Records from a collection
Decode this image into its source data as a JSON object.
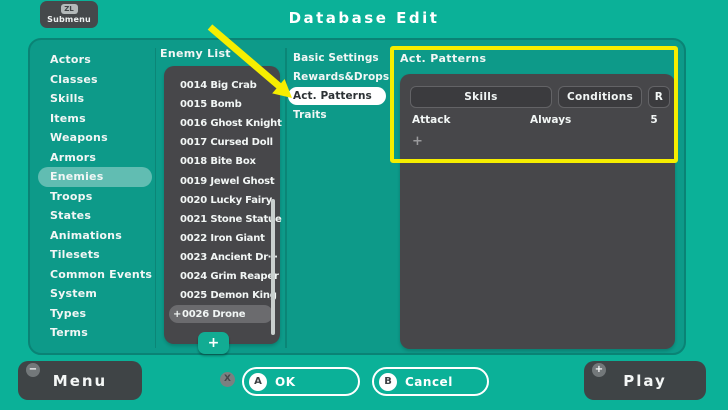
{
  "header": {
    "title": "Database Edit",
    "submenu_key": "ZL",
    "submenu_label": "Submenu"
  },
  "sidebar": {
    "items": [
      "Actors",
      "Classes",
      "Skills",
      "Items",
      "Weapons",
      "Armors",
      "Enemies",
      "Troops",
      "States",
      "Animations",
      "Tilesets",
      "Common Events",
      "System",
      "Types",
      "Terms"
    ],
    "selected": "Enemies"
  },
  "enemy_list": {
    "title": "Enemy List",
    "items": [
      "0014 Big Crab",
      "0015 Bomb",
      "0016 Ghost Knight",
      "0017 Cursed Doll",
      "0018 Bite Box",
      "0019 Jewel Ghost",
      "0020 Lucky Fairy",
      "0021 Stone Statue",
      "0022 Iron Giant",
      "0023 Ancient Dr⋯",
      "0024 Grim Reaper",
      "0025 Demon King",
      "0026 Drone"
    ],
    "selected": "0026 Drone",
    "selected_marker": "+",
    "add_button": "+"
  },
  "sections": {
    "items": [
      "Basic Settings",
      "Rewards&Drops",
      "Act. Patterns",
      "Traits"
    ],
    "selected": "Act. Patterns"
  },
  "detail": {
    "title": "Act. Patterns",
    "columns": {
      "skills": "Skills",
      "conditions": "Conditions",
      "rating": "R"
    },
    "rows": [
      {
        "skill": "Attack",
        "condition": "Always",
        "rating": "5"
      }
    ],
    "add_button": "+"
  },
  "footer": {
    "menu_label": "Menu",
    "menu_badge": "−",
    "x_hint": "X",
    "ok_key": "A",
    "ok_label": "OK",
    "cancel_key": "B",
    "cancel_label": "Cancel",
    "play_label": "Play",
    "play_badge": "+"
  },
  "colors": {
    "background": "#0bb198",
    "window_panel": "#0d9a89",
    "dark_panel": "#47474a",
    "selection_pill": "#6b6b6e",
    "highlight_yellow": "#f6ee00",
    "add_button_teal": "#12ac93"
  }
}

JOB
Your copy should match the entries exactly, minus the pictures.

RIGHT ANSWER
Decode this image into its source data as a JSON object.
{
  "header": {
    "title": "Database Edit",
    "submenu_key": "ZL",
    "submenu_label": "Submenu"
  },
  "sidebar": {
    "items": [
      "Actors",
      "Classes",
      "Skills",
      "Items",
      "Weapons",
      "Armors",
      "Enemies",
      "Troops",
      "States",
      "Animations",
      "Tilesets",
      "Common Events",
      "System",
      "Types",
      "Terms"
    ],
    "selected": "Enemies"
  },
  "enemy_list": {
    "title": "Enemy List",
    "items": [
      "0014 Big Crab",
      "0015 Bomb",
      "0016 Ghost Knight",
      "0017 Cursed Doll",
      "0018 Bite Box",
      "0019 Jewel Ghost",
      "0020 Lucky Fairy",
      "0021 Stone Statue",
      "0022 Iron Giant",
      "0023 Ancient Dr⋯",
      "0024 Grim Reaper",
      "0025 Demon King",
      "0026 Drone"
    ],
    "selected": "0026 Drone",
    "selected_marker": "+",
    "add_button": "+"
  },
  "sections": {
    "items": [
      "Basic Settings",
      "Rewards&Drops",
      "Act. Patterns",
      "Traits"
    ],
    "selected": "Act. Patterns"
  },
  "detail": {
    "title": "Act. Patterns",
    "columns": {
      "skills": "Skills",
      "conditions": "Conditions",
      "rating": "R"
    },
    "rows": [
      {
        "skill": "Attack",
        "condition": "Always",
        "rating": "5"
      }
    ],
    "add_button": "+"
  },
  "footer": {
    "menu_label": "Menu",
    "menu_badge": "−",
    "x_hint": "X",
    "ok_key": "A",
    "ok_label": "OK",
    "cancel_key": "B",
    "cancel_label": "Cancel",
    "play_label": "Play",
    "play_badge": "+"
  },
  "colors": {
    "background": "#0bb198",
    "window_panel": "#0d9a89",
    "dark_panel": "#47474a",
    "selection_pill": "#6b6b6e",
    "highlight_yellow": "#f6ee00",
    "add_button_teal": "#12ac93"
  }
}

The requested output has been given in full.